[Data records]
--- start ---

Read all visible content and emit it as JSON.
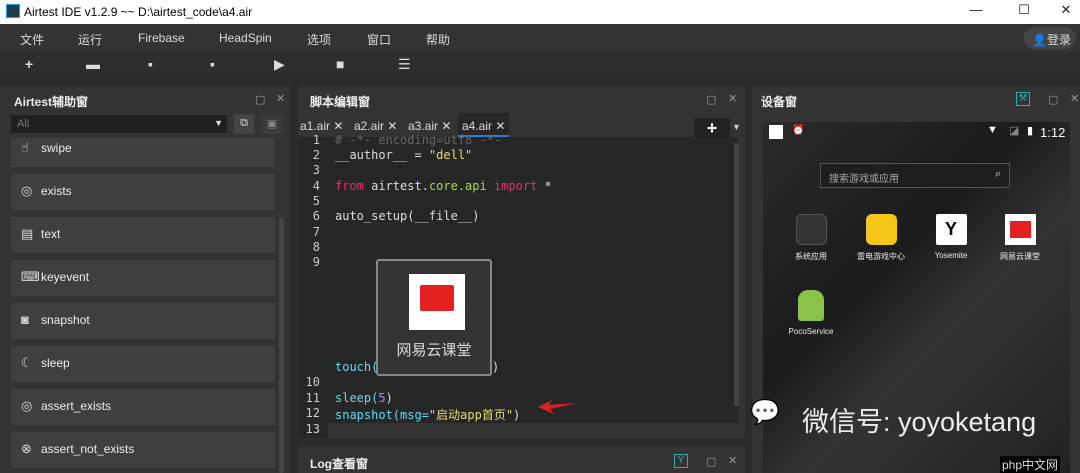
{
  "window": {
    "title": "Airtest IDE v1.2.9 ~~ D:\\airtest_code\\a4.air",
    "min": "—",
    "max": "☐",
    "close": "✕"
  },
  "menu": [
    "文件",
    "运行",
    "Firebase",
    "HeadSpin",
    "选项",
    "窗口",
    "帮助"
  ],
  "login": "登录",
  "left_panel": {
    "title": "Airtest辅助窗",
    "filter": "All",
    "items": [
      "swipe",
      "exists",
      "text",
      "keyevent",
      "snapshot",
      "sleep",
      "assert_exists",
      "assert_not_exists"
    ]
  },
  "editor": {
    "title": "脚本编辑窗",
    "tabs": [
      "a1.air",
      "a2.air",
      "a3.air",
      "a4.air"
    ],
    "active_tab": "a4.air",
    "lines": {
      "n1": "1",
      "c1": "# -*- encoding=utf8 -*-",
      "n2": "2",
      "c2a": "__author__ = ",
      "c2b": "\"dell\"",
      "n3": "3",
      "n4": "4",
      "c4a": "from",
      "c4b": " airtest.",
      "c4c": "core.api",
      "c4d": " import",
      "c4e": " *",
      "n5": "5",
      "n6": "6",
      "c6": "auto_setup(__file__)",
      "n7": "7",
      "n8": "8",
      "n9": "9",
      "touch": "touch(",
      "touch_end": ")",
      "thumb_label": "网易云课堂",
      "n10": "10",
      "n11": "11",
      "c11a": "sleep(",
      "c11b": "5",
      "c11c": ")",
      "n12": "12",
      "c12a": "snapshot(msg=",
      "c12b": "\"启动app首页\"",
      "c12c": ")",
      "n13": "13"
    }
  },
  "log_panel": {
    "title": "Log查看窗"
  },
  "device": {
    "title": "设备窗",
    "time": "1:12",
    "search_placeholder": "搜索游戏或应用",
    "apps": [
      "系统应用",
      "雷电游戏中心",
      "Yosemite",
      "网易云课堂",
      "PocoService"
    ]
  },
  "watermark": {
    "text": "微信号: yoyoketang",
    "site": "php中文网"
  }
}
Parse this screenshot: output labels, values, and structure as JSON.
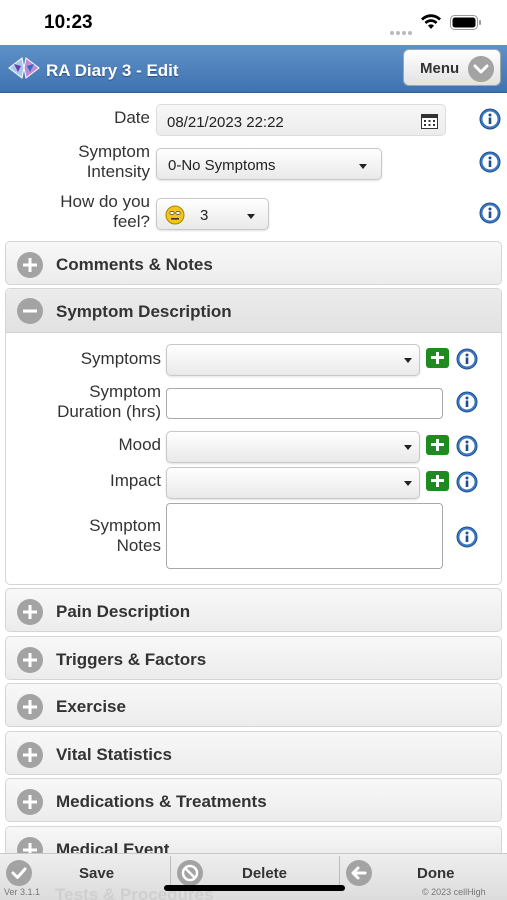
{
  "status_bar": {
    "time": "10:23"
  },
  "header": {
    "title": "RA Diary 3 - Edit",
    "menu_label": "Menu",
    "accent": "#4a7fbd"
  },
  "form": {
    "date_label": "Date",
    "date_value": "08/21/2023 22:22",
    "intensity_label_line1": "Symptom",
    "intensity_label_line2": "Intensity",
    "intensity_value": "0-No Symptoms",
    "feel_label_line1": "How do you",
    "feel_label_line2": "feel?",
    "feel_value": "3"
  },
  "sections_top": [
    {
      "title": "Comments & Notes",
      "icon": "plus-circle-icon"
    }
  ],
  "symptom_panel": {
    "title": "Symptom Description",
    "icon": "minus-circle-icon",
    "symptoms_label": "Symptoms",
    "duration_label_line1": "Symptom",
    "duration_label_line2": "Duration (hrs)",
    "mood_label": "Mood",
    "impact_label": "Impact",
    "notes_label_line1": "Symptom",
    "notes_label_line2": "Notes",
    "symptoms_value": "",
    "duration_value": "",
    "mood_value": "",
    "impact_value": "",
    "notes_value": ""
  },
  "sections_bottom": [
    {
      "title": "Pain Description",
      "icon": "plus-circle-icon"
    },
    {
      "title": "Triggers & Factors",
      "icon": "plus-circle-icon"
    },
    {
      "title": "Exercise",
      "icon": "plus-circle-icon"
    },
    {
      "title": "Vital Statistics",
      "icon": "plus-circle-icon"
    },
    {
      "title": "Medications & Treatments",
      "icon": "plus-circle-icon"
    },
    {
      "title": "Medical Event",
      "icon": "plus-circle-icon"
    }
  ],
  "peek_section": "Tests & Procedures",
  "toolbar": {
    "save_label": "Save",
    "delete_label": "Delete",
    "done_label": "Done"
  },
  "footer": {
    "version": "Ver 3.1.1",
    "copyright": "© 2023 cellHigh"
  }
}
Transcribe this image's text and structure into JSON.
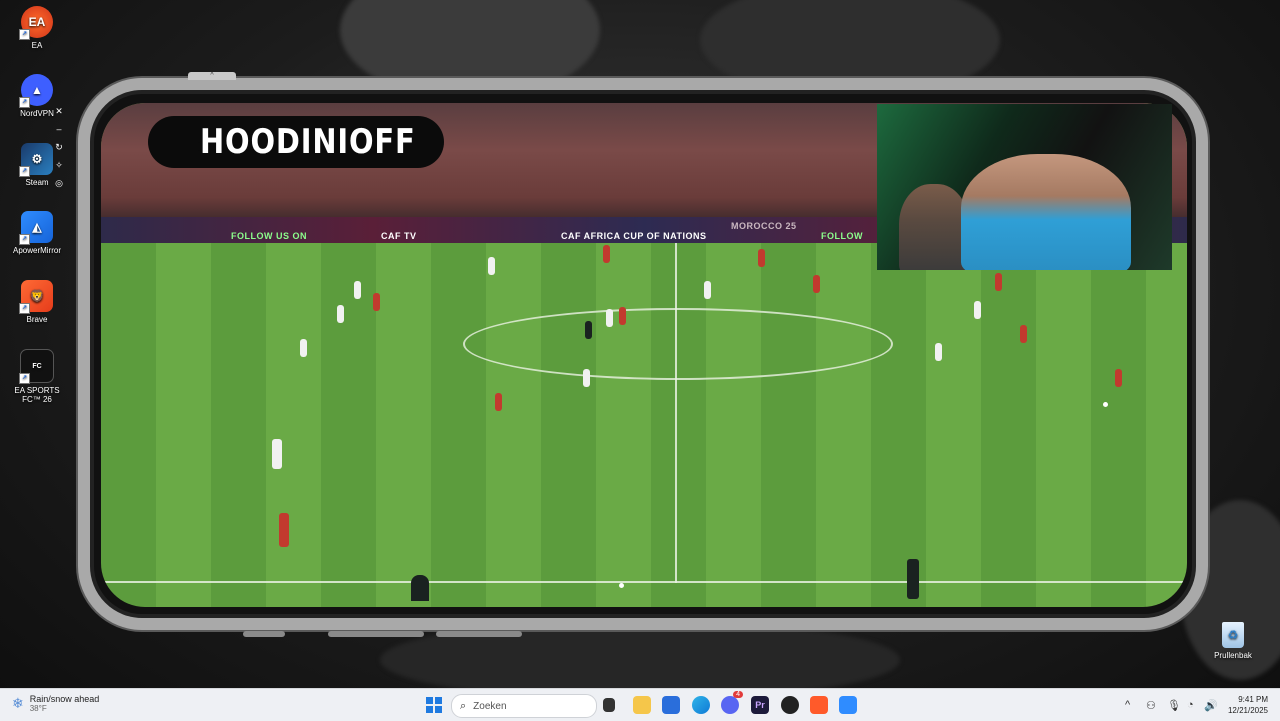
{
  "desktop": {
    "icons": [
      {
        "label": "EA",
        "icon": "ea-icon"
      },
      {
        "label": "NordVPN",
        "icon": "nordvpn-icon"
      },
      {
        "label": "Steam",
        "icon": "steam-icon"
      },
      {
        "label": "ApowerMirror",
        "icon": "apowermirror-icon"
      },
      {
        "label": "Brave",
        "icon": "brave-icon"
      },
      {
        "label": "EA SPORTS FC™ 26",
        "icon": "fc26-icon"
      }
    ],
    "recycle_bin_label": "Prullenbak"
  },
  "stream": {
    "brand_name": "HOODINIOFF",
    "ads": [
      "FOLLOW US ON",
      "CAF TV",
      "CAF AFRICA CUP OF NATIONS",
      "MOROCCO 25",
      "FOLLOW"
    ]
  },
  "taskbar": {
    "weather_title": "Rain/snow ahead",
    "weather_temp": "38°F",
    "search_placeholder": "Zoeken",
    "time": "9:41 PM",
    "date": "12/21/2025",
    "notification_badge": "4"
  }
}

--- end ---

[REQUIRED WORK]: Write out the whole listing again, exactly, with no pictures.

[RESULT FOR THIS TASK]:
Read all visible content and emit it as JSON.
{
  "window": {
    "title": "Airtest IDE v1.2.9 ~~ D:\\airtest_code\\a4.air",
    "min": "—",
    "max": "☐",
    "close": "✕"
  },
  "menu": [
    "文件",
    "运行",
    "Firebase",
    "HeadSpin",
    "选项",
    "窗口",
    "帮助"
  ],
  "login": "登录",
  "left_panel": {
    "title": "Airtest辅助窗",
    "filter": "All",
    "items": [
      "swipe",
      "exists",
      "text",
      "keyevent",
      "snapshot",
      "sleep",
      "assert_exists",
      "assert_not_exists"
    ]
  },
  "editor": {
    "title": "脚本编辑窗",
    "tabs": [
      "a1.air",
      "a2.air",
      "a3.air",
      "a4.air"
    ],
    "active_tab": "a4.air",
    "lines": {
      "n1": "1",
      "c1": "# -*- encoding=utf8 -*-",
      "n2": "2",
      "c2a": "__author__ = ",
      "c2b": "\"dell\"",
      "n3": "3",
      "n4": "4",
      "c4a": "from",
      "c4b": " airtest.",
      "c4c": "core.api",
      "c4d": " import",
      "c4e": " *",
      "n5": "5",
      "n6": "6",
      "c6": "auto_setup(__file__)",
      "n7": "7",
      "n8": "8",
      "n9": "9",
      "touch": "touch(",
      "touch_end": ")",
      "thumb_label": "网易云课堂",
      "n10": "10",
      "n11": "11",
      "c11a": "sleep(",
      "c11b": "5",
      "c11c": ")",
      "n12": "12",
      "c12a": "snapshot(msg=",
      "c12b": "\"启动app首页\"",
      "c12c": ")",
      "n13": "13"
    }
  },
  "log_panel": {
    "title": "Log查看窗"
  },
  "device": {
    "title": "设备窗",
    "time": "1:12",
    "search_placeholder": "搜索游戏或应用",
    "apps": [
      "系统应用",
      "雷电游戏中心",
      "Yosemite",
      "网易云课堂",
      "PocoService"
    ]
  },
  "watermark": {
    "text": "微信号: yoyoketang",
    "site": "php中文网"
  }
}
Parse this screenshot: output labels, values, and structure as JSON.
{
  "status_bar": {
    "time": "10:23"
  },
  "header": {
    "title": "RA Diary 3 - Edit",
    "menu_label": "Menu",
    "accent": "#4a7fbd"
  },
  "form": {
    "date_label": "Date",
    "date_value": "08/21/2023 22:22",
    "intensity_label_line1": "Symptom",
    "intensity_label_line2": "Intensity",
    "intensity_value": "0-No Symptoms",
    "feel_label_line1": "How do you",
    "feel_label_line2": "feel?",
    "feel_value": "3"
  },
  "sections_top": [
    {
      "title": "Comments & Notes",
      "icon": "plus-circle-icon"
    }
  ],
  "symptom_panel": {
    "title": "Symptom Description",
    "icon": "minus-circle-icon",
    "symptoms_label": "Symptoms",
    "duration_label_line1": "Symptom",
    "duration_label_line2": "Duration (hrs)",
    "mood_label": "Mood",
    "impact_label": "Impact",
    "notes_label_line1": "Symptom",
    "notes_label_line2": "Notes",
    "symptoms_value": "",
    "duration_value": "",
    "mood_value": "",
    "impact_value": "",
    "notes_value": ""
  },
  "sections_bottom": [
    {
      "title": "Pain Description",
      "icon": "plus-circle-icon"
    },
    {
      "title": "Triggers & Factors",
      "icon": "plus-circle-icon"
    },
    {
      "title": "Exercise",
      "icon": "plus-circle-icon"
    },
    {
      "title": "Vital Statistics",
      "icon": "plus-circle-icon"
    },
    {
      "title": "Medications & Treatments",
      "icon": "plus-circle-icon"
    },
    {
      "title": "Medical Event",
      "icon": "plus-circle-icon"
    }
  ],
  "peek_section": "Tests & Procedures",
  "toolbar": {
    "save_label": "Save",
    "delete_label": "Delete",
    "done_label": "Done"
  },
  "footer": {
    "version": "Ver 3.1.1",
    "copyright": "© 2023 cellHigh"
  }
}
Transcribe this image's text and structure into JSON.
{
  "desktop": {
    "icons": [
      {
        "label": "EA",
        "icon": "ea-icon"
      },
      {
        "label": "NordVPN",
        "icon": "nordvpn-icon"
      },
      {
        "label": "Steam",
        "icon": "steam-icon"
      },
      {
        "label": "ApowerMirror",
        "icon": "apowermirror-icon"
      },
      {
        "label": "Brave",
        "icon": "brave-icon"
      },
      {
        "label": "EA SPORTS FC™ 26",
        "icon": "fc26-icon"
      }
    ],
    "recycle_bin_label": "Prullenbak"
  },
  "stream": {
    "brand_name": "HOODINIOFF",
    "ads": [
      "FOLLOW US ON",
      "CAF TV",
      "CAF AFRICA CUP OF NATIONS",
      "MOROCCO 25",
      "FOLLOW"
    ]
  },
  "taskbar": {
    "weather_title": "Rain/snow ahead",
    "weather_temp": "38°F",
    "search_placeholder": "Zoeken",
    "time": "9:41 PM",
    "date": "12/21/2025",
    "notification_badge": "4"
  }
}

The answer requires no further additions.